Your assignment:
Would you filter these records and copy every line that has the word "nach"?

Transcription dataset entries:
# # # # # # #
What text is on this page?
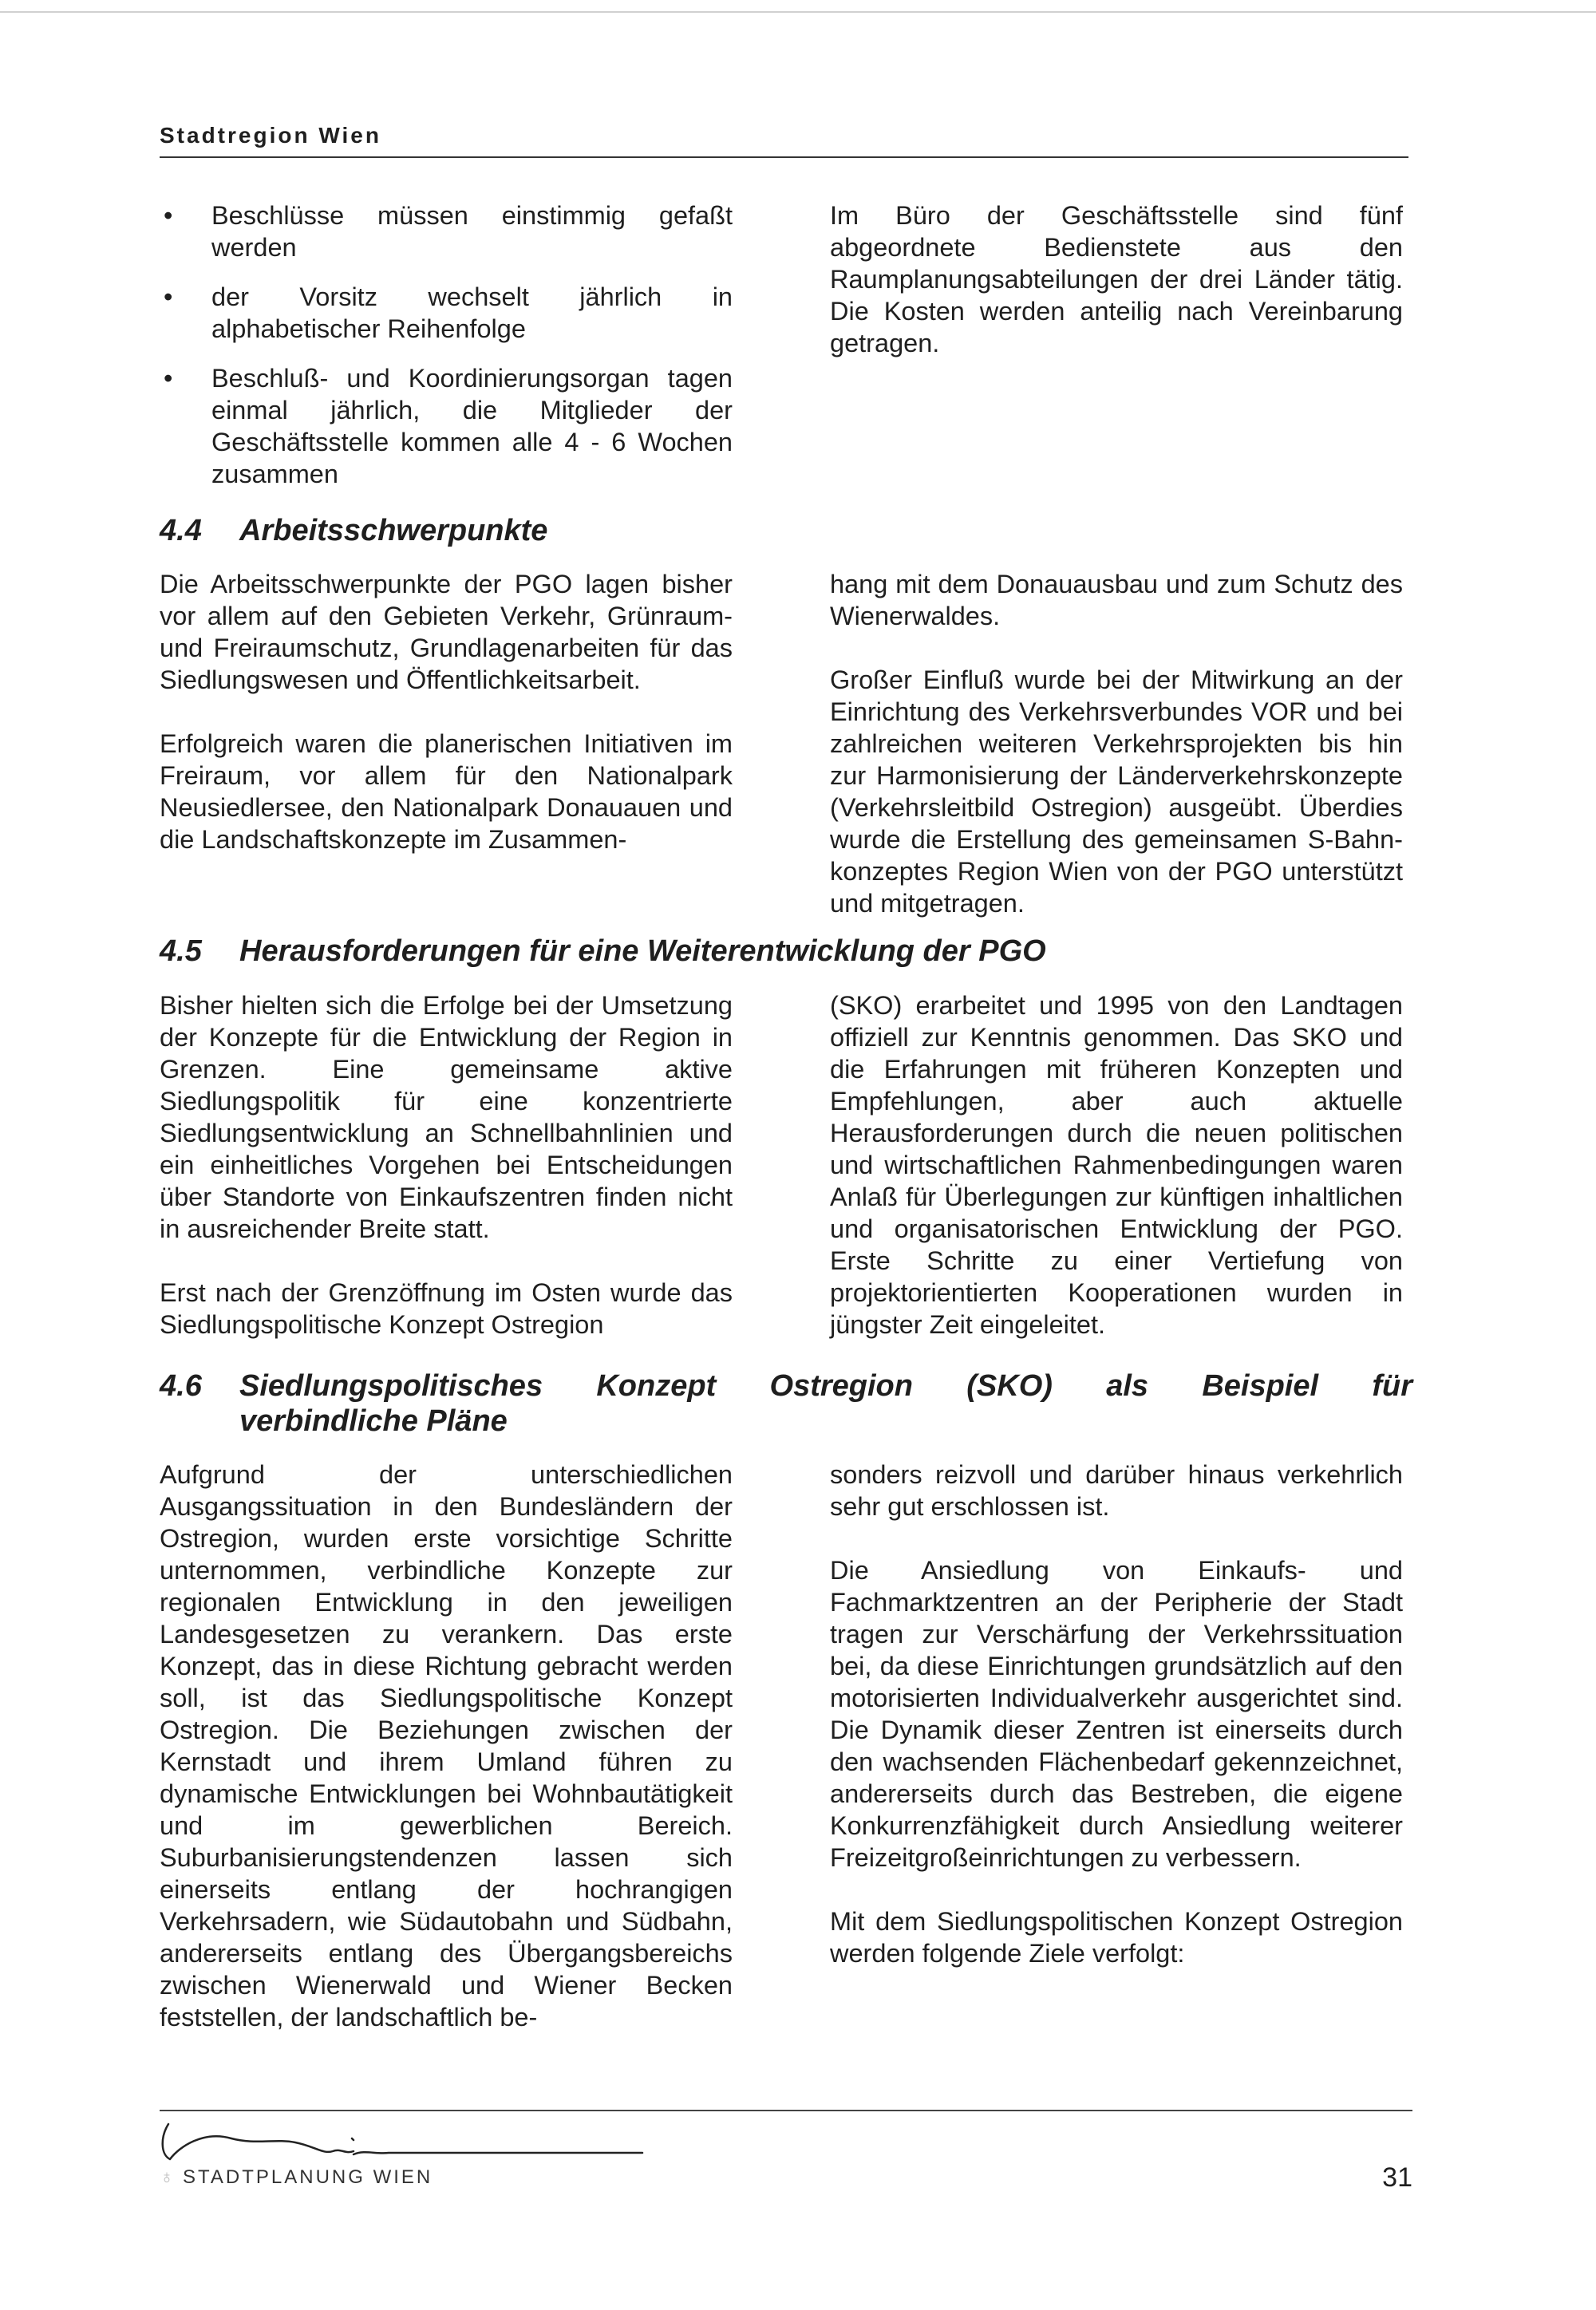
Stadtregion Wien
• Beschlüsse müssen einstimmig gefaßt werden
• der Vorsitz wechselt jährlich in alphabetischer Reihenfolge
• Beschluß- und Koordinierungsorgan tagen einmal jährlich, die Mitglieder der Geschäftsstelle kommen alle 4 - 6 Wochen zusammen

Im Büro der Geschäftsstelle sind fünf abgeordnete Bedienstete aus den Raumplanungsabteilungen der drei Länder tätig. Die Kosten werden anteilig nach Vereinbarung getragen.

4.4 Arbeitsschwerpunkte

Die Arbeitsschwerpunkte der PGO lagen bisher vor allem auf den Gebieten Verkehr, Grünraum- und Freiraumschutz, Grundlagenarbeiten für das Siedlungswesen und Öffentlichkeitsarbeit.

Erfolgreich waren die planerischen Initiativen im Freiraum, vor allem für den Nationalpark Neusiedlersee, den Nationalpark Donauauen und die Landschaftskonzepte im Zusammen-

hang mit dem Donauausbau und zum Schutz des Wienerwaldes.

Großer Einfluß wurde bei der Mitwirkung an der Einrichtung des Verkehrsverbundes VOR und bei zahlreichen weiteren Verkehrsprojekten bis hin zur Harmonisierung der Länderverkehrskonzepte (Verkehrsleitbild Ostregion) ausgeübt. Überdies wurde die Erstellung des gemeinsamen S-Bahn-konzeptes Region Wien von der PGO unterstützt und mitgetragen.

4.5 Herausforderungen für eine Weiterentwicklung der PGO

Bisher hielten sich die Erfolge bei der Umsetzung der Konzepte für die Entwicklung der Region in Grenzen. Eine gemeinsame aktive Siedlungspolitik für eine konzentrierte Siedlungsentwicklung an Schnellbahnlinien und ein einheitliches Vorgehen bei Entscheidungen über Standorte von Einkaufszentren finden nicht in ausreichender Breite statt.

Erst nach der Grenzöffnung im Osten wurde das Siedlungspolitische Konzept Ostregion

(SKO) erarbeitet und 1995 von den Landtagen offiziell zur Kenntnis genommen. Das SKO und die Erfahrungen mit früheren Konzepten und Empfehlungen, aber auch aktuelle Herausforderungen durch die neuen politischen und wirtschaftlichen Rahmenbedingungen waren Anlaß für Überlegungen zur künftigen inhaltlichen und organisatorischen Entwicklung der PGO. Erste Schritte zu einer Vertiefung von projektorientierten Kooperationen wurden in jüngster Zeit eingeleitet.

4.6	Siedlungspolitisches Konzept Ostregion (SKO) als Beispiel für
verbindliche Pläne

Aufgrund der unterschiedlichen Ausgangssituation in den Bundesländern der Ostregion, wurden erste vorsichtige Schritte unternommen, verbindliche Konzepte zur regionalen Entwicklung in den jeweiligen Landesgesetzen zu verankern. Das erste Konzept, das in diese Richtung gebracht werden soll, ist das Siedlungspolitische Konzept Ostregion. Die Beziehungen zwischen der Kernstadt und ihrem Umland führen zu dynamische Entwicklungen bei Wohnbautätigkeit und im gewerblichen Bereich. Suburbanisierungstendenzen lassen sich einerseits entlang der hochrangigen Verkehrsadern, wie Südautobahn und Südbahn, andererseits entlang des Übergangsbereichs zwischen Wienerwald und Wiener Becken feststellen, der landschaftlich be-

sonders reizvoll und darüber hinaus verkehrlich sehr gut erschlossen ist.

Die Ansiedlung von Einkaufs- und Fachmarktzentren an der Peripherie der Stadt tragen zur Verschärfung der Verkehrssituation bei, da diese Einrichtungen grundsätzlich auf den motorisierten Individualverkehr ausgerichtet sind. Die Dynamik dieser Zentren ist einerseits durch den wachsenden Flächenbedarf gekennzeichnet, andererseits durch das Bestreben, die eigene Konkurrenzfähigkeit durch Ansiedlung weiterer Freizeitgroßeinrichtungen zu verbessern.

Mit dem Siedlungspolitischen Konzept Ostregion werden folgende Ziele verfolgt:

♁ STADTPLANUNG WIEN	31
# # # # # # #
Answer to this exercise:
Im Büro der Geschäftsstelle sind fünf abgeordnete Bedienstete aus den Raumplanungsabteilungen der drei Länder tätig. Die Kosten werden anteilig nach Vereinbarung getragen.
Erst nach der Grenzöffnung im Osten wurde das Siedlungspolitische Konzept Ostregion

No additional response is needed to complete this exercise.